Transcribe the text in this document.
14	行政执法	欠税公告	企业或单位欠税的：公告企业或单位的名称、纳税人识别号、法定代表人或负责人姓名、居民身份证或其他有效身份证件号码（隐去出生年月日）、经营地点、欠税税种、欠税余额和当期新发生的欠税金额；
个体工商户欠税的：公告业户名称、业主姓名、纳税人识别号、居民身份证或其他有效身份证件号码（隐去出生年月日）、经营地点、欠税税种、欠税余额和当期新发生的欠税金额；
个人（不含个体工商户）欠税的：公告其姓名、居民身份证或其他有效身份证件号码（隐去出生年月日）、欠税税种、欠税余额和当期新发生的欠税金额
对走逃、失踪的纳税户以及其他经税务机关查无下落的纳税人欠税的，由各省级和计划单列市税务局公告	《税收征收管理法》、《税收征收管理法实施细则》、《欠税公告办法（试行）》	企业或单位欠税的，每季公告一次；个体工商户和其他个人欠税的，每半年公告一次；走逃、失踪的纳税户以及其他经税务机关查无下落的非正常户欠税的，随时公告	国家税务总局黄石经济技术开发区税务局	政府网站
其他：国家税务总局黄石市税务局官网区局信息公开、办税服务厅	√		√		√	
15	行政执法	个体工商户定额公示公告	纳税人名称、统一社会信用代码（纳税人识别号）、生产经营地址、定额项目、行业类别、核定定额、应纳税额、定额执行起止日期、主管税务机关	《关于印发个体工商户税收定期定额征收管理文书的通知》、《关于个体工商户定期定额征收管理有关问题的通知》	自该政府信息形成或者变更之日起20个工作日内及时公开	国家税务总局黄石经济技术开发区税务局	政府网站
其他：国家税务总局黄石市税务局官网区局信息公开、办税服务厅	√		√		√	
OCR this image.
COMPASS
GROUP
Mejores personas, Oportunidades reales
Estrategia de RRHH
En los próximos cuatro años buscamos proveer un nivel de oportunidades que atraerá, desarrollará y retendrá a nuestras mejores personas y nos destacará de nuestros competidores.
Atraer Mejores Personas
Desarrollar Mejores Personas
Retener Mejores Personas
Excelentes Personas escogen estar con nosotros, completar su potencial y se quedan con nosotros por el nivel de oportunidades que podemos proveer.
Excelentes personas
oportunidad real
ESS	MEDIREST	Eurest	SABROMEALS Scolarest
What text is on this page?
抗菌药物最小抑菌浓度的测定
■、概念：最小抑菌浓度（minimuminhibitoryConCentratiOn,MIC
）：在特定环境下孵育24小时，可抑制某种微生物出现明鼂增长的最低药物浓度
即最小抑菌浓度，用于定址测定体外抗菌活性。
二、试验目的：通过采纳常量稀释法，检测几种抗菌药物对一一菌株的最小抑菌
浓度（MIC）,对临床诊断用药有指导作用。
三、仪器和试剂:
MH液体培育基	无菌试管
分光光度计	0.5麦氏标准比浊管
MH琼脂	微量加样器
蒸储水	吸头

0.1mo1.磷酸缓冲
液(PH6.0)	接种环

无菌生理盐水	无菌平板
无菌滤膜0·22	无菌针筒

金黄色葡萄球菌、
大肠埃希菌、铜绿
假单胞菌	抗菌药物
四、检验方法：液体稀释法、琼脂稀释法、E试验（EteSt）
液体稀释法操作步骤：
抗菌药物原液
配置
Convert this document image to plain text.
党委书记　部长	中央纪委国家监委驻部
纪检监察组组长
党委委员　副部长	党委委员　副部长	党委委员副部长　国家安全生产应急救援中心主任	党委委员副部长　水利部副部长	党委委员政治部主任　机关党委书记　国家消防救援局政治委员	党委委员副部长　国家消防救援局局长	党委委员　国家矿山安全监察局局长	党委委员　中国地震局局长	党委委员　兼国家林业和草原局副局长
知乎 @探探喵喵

* [Exercise details]: Repeat every line of the records above exactly.

* [Output for this task]:
Transcribe the text in this document.
14	行政执法	欠税公告	企业或单位欠税的：公告企业或单位的名称、纳税人识别号、法定代表人或负责人姓名、居民身份证或其他有效身份证件号码（隐去出生年月日）、经营地点、欠税税种、欠税余额和当期新发生的欠税金额；
个体工商户欠税的：公告业户名称、业主姓名、纳税人识别号、居民身份证或其他有效身份证件号码（隐去出生年月日）、经营地点、欠税税种、欠税余额和当期新发生的欠税金额；
个人（不含个体工商户）欠税的：公告其姓名、居民身份证或其他有效身份证件号码（隐去出生年月日）、欠税税种、欠税余额和当期新发生的欠税金额
对走逃、失踪的纳税户以及其他经税务机关查无下落的纳税人欠税的，由各省级和计划单列市税务局公告	《税收征收管理法》、《税收征收管理法实施细则》、《欠税公告办法（试行）》	企业或单位欠税的，每季公告一次；个体工商户和其他个人欠税的，每半年公告一次；走逃、失踪的纳税户以及其他经税务机关查无下落的非正常户欠税的，随时公告	国家税务总局黄石经济技术开发区税务局	政府网站
其他：国家税务总局黄石市税务局官网区局信息公开、办税服务厅	√		√		√	
15	行政执法	个体工商户定额公示公告	纳税人名称、统一社会信用代码（纳税人识别号）、生产经营地址、定额项目、行业类别、核定定额、应纳税额、定额执行起止日期、主管税务机关	《关于印发个体工商户税收定期定额征收管理文书的通知》、《关于个体工商户定期定额征收管理有关问题的通知》	自该政府信息形成或者变更之日起20个工作日内及时公开	国家税务总局黄石经济技术开发区税务局	政府网站
其他：国家税务总局黄石市税务局官网区局信息公开、办税服务厅	√		√		√	
OCR this image.
COMPASS
GROUP
Mejores personas, Oportunidades reales
Estrategia de RRHH
En los próximos cuatro años buscamos proveer un nivel de oportunidades que atraerá, desarrollará y retendrá a nuestras mejores personas y nos destacará de nuestros competidores.
Atraer Mejores Personas
Desarrollar Mejores Personas
Retener Mejores Personas
Excelentes Personas escogen estar con nosotros, completar su potencial y se quedan con nosotros por el nivel de oportunidades que podemos proveer.
Excelentes personas
oportunidad real
ESS	MEDIREST	Eurest	SABROMEALS Scolarest
What text is on this page?
抗菌药物最小抑菌浓度的测定
■、概念：最小抑菌浓度（minimuminhibitoryConCentratiOn,MIC
）：在特定环境下孵育24小时，可抑制某种微生物出现明鼂增长的最低药物浓度
即最小抑菌浓度，用于定址测定体外抗菌活性。
二、试验目的：通过采纳常量稀释法，检测几种抗菌药物对一一菌株的最小抑菌
浓度（MIC）,对临床诊断用药有指导作用。
三、仪器和试剂:
MH液体培育基	无菌试管
分光光度计	0.5麦氏标准比浊管
MH琼脂	微量加样器
蒸储水	吸头

0.1mo1.磷酸缓冲
液(PH6.0)	接种环

无菌生理盐水	无菌平板
无菌滤膜0·22	无菌针筒

金黄色葡萄球菌、
大肠埃希菌、铜绿
假单胞菌	抗菌药物
四、检验方法：液体稀释法、琼脂稀释法、E试验（EteSt）
液体稀释法操作步骤：
抗菌药物原液
配置
Convert this document image to plain text.
党委书记　部长	中央纪委国家监委驻部
纪检监察组组长
党委委员　副部长	党委委员　副部长	党委委员副部长　国家安全生产应急救援中心主任	党委委员副部长　水利部副部长	党委委员政治部主任　机关党委书记　国家消防救援局政治委员	党委委员副部长　国家消防救援局局长	党委委员　国家矿山安全监察局局长	党委委员　中国地震局局长	党委委员　兼国家林业和草原局副局长
知乎 @探探喵喵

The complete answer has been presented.